======== Data rows

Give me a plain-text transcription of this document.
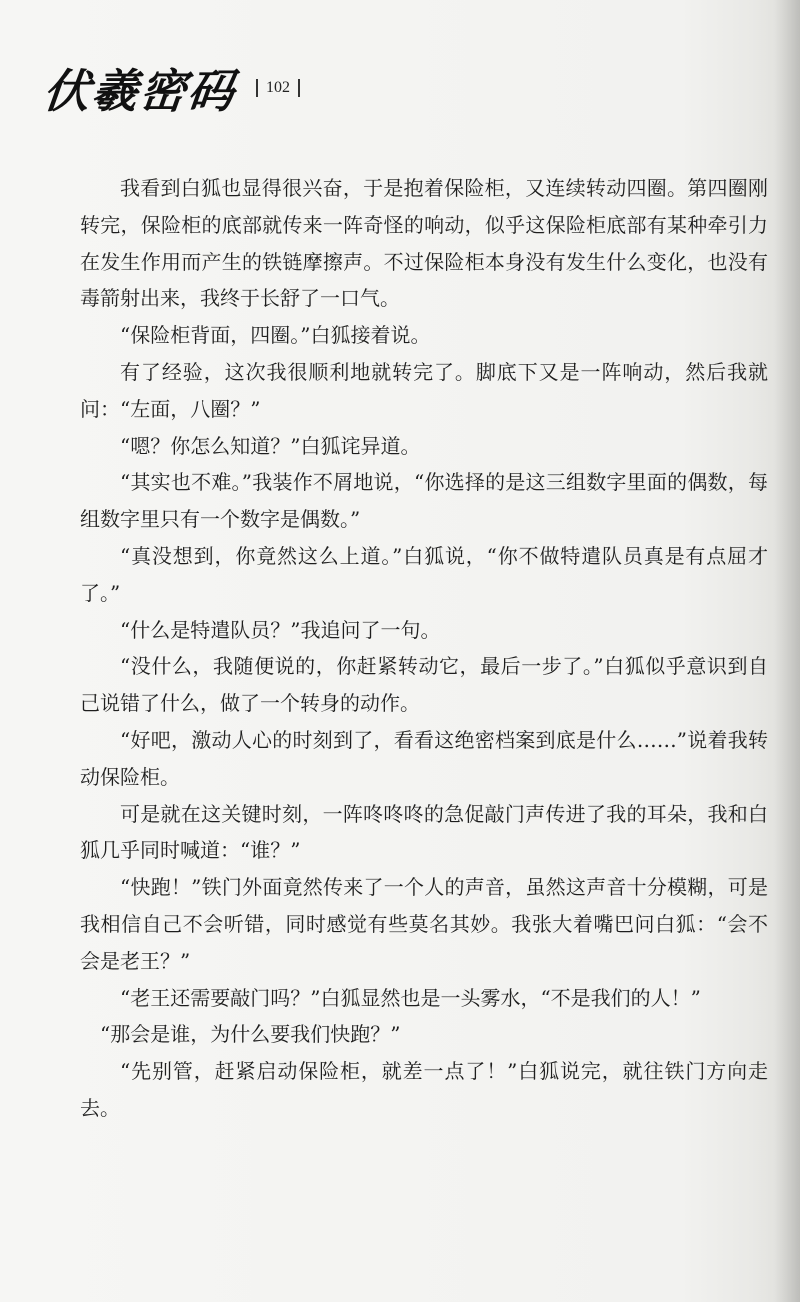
伏羲密码 102

我看到白狐也显得很兴奋，于是抱着保险柜，又连续转动四圈。第四圈刚转完，保险柜的底部就传来一阵奇怪的响动，似乎这保险柜底部有某种牵引力在发生作用而产生的铁链摩擦声。不过保险柜本身没有发生什么变化，也没有毒箭射出来，我终于长舒了一口气。

“保险柜背面，四圈。”白狐接着说。

有了经验，这次我很顺利地就转完了。脚底下又是一阵响动，然后我就问：“左面，八圈？”

“嗯？你怎么知道？”白狐诧异道。

“其实也不难。”我装作不屑地说，“你选择的是这三组数字里面的偶数，每组数字里只有一个数字是偶数。”

“真没想到，你竟然这么上道。”白狐说，“你不做特遣队员真是有点屈才了。”

“什么是特遣队员？”我追问了一句。

“没什么，我随便说的，你赶紧转动它，最后一步了。”白狐似乎意识到自己说错了什么，做了一个转身的动作。

“好吧，激动人心的时刻到了，看看这绝密档案到底是什么……”说着我转动保险柜。

可是就在这关键时刻，一阵咚咚咚的急促敲门声传进了我的耳朵，我和白狐几乎同时喊道：“谁？”

“快跑！”铁门外面竟然传来了一个人的声音，虽然这声音十分模糊，可是我相信自己不会听错，同时感觉有些莫名其妙。我张大着嘴巴问白狐：“会不会是老王？”

“老王还需要敲门吗？”白狐显然也是一头雾水，“不是我们的人！”

“那会是谁，为什么要我们快跑？”

“先别管，赶紧启动保险柜，就差一点了！”白狐说完，就往铁门方向走去。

================

Instructions for the task - Set down all the data again exactly as above, pictures excluded.

Reply -
Give me a plain-text transcription of this document.
伏羲密码 102

我看到白狐也显得很兴奋，于是抱着保险柜，又连续转动四圈。第四圈刚转完，保险柜的底部就传来一阵奇怪的响动，似乎这保险柜底部有某种牵引力在发生作用而产生的铁链摩擦声。不过保险柜本身没有发生什么变化，也没有毒箭射出来，我终于长舒了一口气。

“保险柜背面，四圈。”白狐接着说。

有了经验，这次我很顺利地就转完了。脚底下又是一阵响动，然后我就问：“左面，八圈？”

“嗯？你怎么知道？”白狐诧异道。

“其实也不难。”我装作不屑地说，“你选择的是这三组数字里面的偶数，每组数字里只有一个数字是偶数。”

“真没想到，你竟然这么上道。”白狐说，“你不做特遣队员真是有点屈才了。”

“什么是特遣队员？”我追问了一句。

“没什么，我随便说的，你赶紧转动它，最后一步了。”白狐似乎意识到自己说错了什么，做了一个转身的动作。

“好吧，激动人心的时刻到了，看看这绝密档案到底是什么……”说着我转动保险柜。

可是就在这关键时刻，一阵咚咚咚的急促敲门声传进了我的耳朵，我和白狐几乎同时喊道：“谁？”

“快跑！”铁门外面竟然传来了一个人的声音，虽然这声音十分模糊，可是我相信自己不会听错，同时感觉有些莫名其妙。我张大着嘴巴问白狐：“会不会是老王？”

“老王还需要敲门吗？”白狐显然也是一头雾水，“不是我们的人！”

“那会是谁，为什么要我们快跑？”

“先别管，赶紧启动保险柜，就差一点了！”白狐说完，就往铁门方向走去。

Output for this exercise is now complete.